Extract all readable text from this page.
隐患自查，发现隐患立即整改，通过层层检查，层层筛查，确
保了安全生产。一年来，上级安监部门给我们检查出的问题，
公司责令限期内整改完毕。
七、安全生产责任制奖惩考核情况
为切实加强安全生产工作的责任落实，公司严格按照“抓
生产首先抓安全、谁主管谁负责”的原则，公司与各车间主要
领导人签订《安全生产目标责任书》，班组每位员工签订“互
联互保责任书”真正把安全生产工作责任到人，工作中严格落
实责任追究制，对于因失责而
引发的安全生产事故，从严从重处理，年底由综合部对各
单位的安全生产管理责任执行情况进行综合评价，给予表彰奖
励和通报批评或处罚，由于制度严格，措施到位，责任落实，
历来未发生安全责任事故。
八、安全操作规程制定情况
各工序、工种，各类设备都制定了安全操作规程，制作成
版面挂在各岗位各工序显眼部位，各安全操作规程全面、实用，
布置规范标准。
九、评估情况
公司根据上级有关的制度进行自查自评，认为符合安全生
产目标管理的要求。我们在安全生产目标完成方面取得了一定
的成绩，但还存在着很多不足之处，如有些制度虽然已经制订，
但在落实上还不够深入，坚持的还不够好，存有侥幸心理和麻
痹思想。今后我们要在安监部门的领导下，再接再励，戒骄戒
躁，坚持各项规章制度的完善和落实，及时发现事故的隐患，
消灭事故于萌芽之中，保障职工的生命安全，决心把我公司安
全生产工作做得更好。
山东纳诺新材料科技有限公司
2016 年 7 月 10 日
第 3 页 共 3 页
+-------+
#### [DIRECTIONS FOR THIS TASK]
Copy down the whole of the data above, matching it exactly.

#### [ANSWER]
Extract all readable text from this page.
隐患自查，发现隐患立即整改，通过层层检查，层层筛查，确
保了安全生产。一年来，上级安监部门给我们检查出的问题，
公司责令限期内整改完毕。
七、安全生产责任制奖惩考核情况
为切实加强安全生产工作的责任落实，公司严格按照“抓
生产首先抓安全、谁主管谁负责”的原则，公司与各车间主要
领导人签订《安全生产目标责任书》，班组每位员工签订“互
联互保责任书”真正把安全生产工作责任到人，工作中严格落
实责任追究制，对于因失责而
引发的安全生产事故，从严从重处理，年底由综合部对各
单位的安全生产管理责任执行情况进行综合评价，给予表彰奖
励和通报批评或处罚，由于制度严格，措施到位，责任落实，
历来未发生安全责任事故。
八、安全操作规程制定情况
各工序、工种，各类设备都制定了安全操作规程，制作成
版面挂在各岗位各工序显眼部位，各安全操作规程全面、实用，
布置规范标准。
九、评估情况
公司根据上级有关的制度进行自查自评，认为符合安全生
产目标管理的要求。我们在安全生产目标完成方面取得了一定
的成绩，但还存在着很多不足之处，如有些制度虽然已经制订，
但在落实上还不够深入，坚持的还不够好，存有侥幸心理和麻
痹思想。今后我们要在安监部门的领导下，再接再励，戒骄戒
躁，坚持各项规章制度的完善和落实，及时发现事故的隐患，
消灭事故于萌芽之中，保障职工的生命安全，决心把我公司安
全生产工作做得更好。
山东纳诺新材料科技有限公司
2016 年 7 月 10 日
第 3 页 共 3 页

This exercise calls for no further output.